===== MATERIALS PROVIDED

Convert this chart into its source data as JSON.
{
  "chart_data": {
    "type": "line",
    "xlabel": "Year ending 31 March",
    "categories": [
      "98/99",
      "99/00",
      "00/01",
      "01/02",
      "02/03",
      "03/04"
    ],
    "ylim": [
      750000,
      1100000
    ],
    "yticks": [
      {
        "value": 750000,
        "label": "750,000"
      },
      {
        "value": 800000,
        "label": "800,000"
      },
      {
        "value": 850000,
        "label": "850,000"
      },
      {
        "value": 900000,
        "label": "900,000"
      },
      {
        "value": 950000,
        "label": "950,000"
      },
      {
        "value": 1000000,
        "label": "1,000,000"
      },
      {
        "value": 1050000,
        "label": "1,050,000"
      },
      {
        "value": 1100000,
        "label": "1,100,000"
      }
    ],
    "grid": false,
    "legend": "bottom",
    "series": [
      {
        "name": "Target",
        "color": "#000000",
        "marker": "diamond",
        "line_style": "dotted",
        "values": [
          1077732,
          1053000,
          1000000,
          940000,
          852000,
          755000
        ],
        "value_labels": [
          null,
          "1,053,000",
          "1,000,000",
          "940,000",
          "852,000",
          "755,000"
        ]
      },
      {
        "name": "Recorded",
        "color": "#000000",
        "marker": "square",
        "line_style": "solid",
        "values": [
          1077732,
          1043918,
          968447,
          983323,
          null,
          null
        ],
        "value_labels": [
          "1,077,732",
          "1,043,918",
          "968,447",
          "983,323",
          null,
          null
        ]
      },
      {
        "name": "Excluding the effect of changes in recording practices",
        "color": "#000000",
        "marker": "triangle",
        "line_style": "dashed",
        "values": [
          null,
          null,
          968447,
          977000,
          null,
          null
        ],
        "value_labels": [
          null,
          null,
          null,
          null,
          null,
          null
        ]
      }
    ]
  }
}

==========

• **TASK TO COMPLETE**
Every entry above needs to be quoted exactly.

• **ANSWER TO THE EXERCISE**
Convert this chart into its source data as JSON.
{
  "chart_data": {
    "type": "line",
    "xlabel": "Year ending 31 March",
    "categories": [
      "98/99",
      "99/00",
      "00/01",
      "01/02",
      "02/03",
      "03/04"
    ],
    "ylim": [
      750000,
      1100000
    ],
    "yticks": [
      {
        "value": 750000,
        "label": "750,000"
      },
      {
        "value": 800000,
        "label": "800,000"
      },
      {
        "value": 850000,
        "label": "850,000"
      },
      {
        "value": 900000,
        "label": "900,000"
      },
      {
        "value": 950000,
        "label": "950,000"
      },
      {
        "value": 1000000,
        "label": "1,000,000"
      },
      {
        "value": 1050000,
        "label": "1,050,000"
      },
      {
        "value": 1100000,
        "label": "1,100,000"
      }
    ],
    "grid": false,
    "legend": "bottom",
    "series": [
      {
        "name": "Target",
        "color": "#000000",
        "marker": "diamond",
        "line_style": "dotted",
        "values": [
          1077732,
          1053000,
          1000000,
          940000,
          852000,
          755000
        ],
        "value_labels": [
          null,
          "1,053,000",
          "1,000,000",
          "940,000",
          "852,000",
          "755,000"
        ]
      },
      {
        "name": "Recorded",
        "color": "#000000",
        "marker": "square",
        "line_style": "solid",
        "values": [
          1077732,
          1043918,
          968447,
          983323,
          null,
          null
        ],
        "value_labels": [
          "1,077,732",
          "1,043,918",
          "968,447",
          "983,323",
          null,
          null
        ]
      },
      {
        "name": "Excluding the effect of changes in recording practices",
        "color": "#000000",
        "marker": "triangle",
        "line_style": "dashed",
        "values": [
          null,
          null,
          968447,
          977000,
          null,
          null
        ],
        "value_labels": [
          null,
          null,
          null,
          null,
          null,
          null
        ]
      }
    ]
  }
}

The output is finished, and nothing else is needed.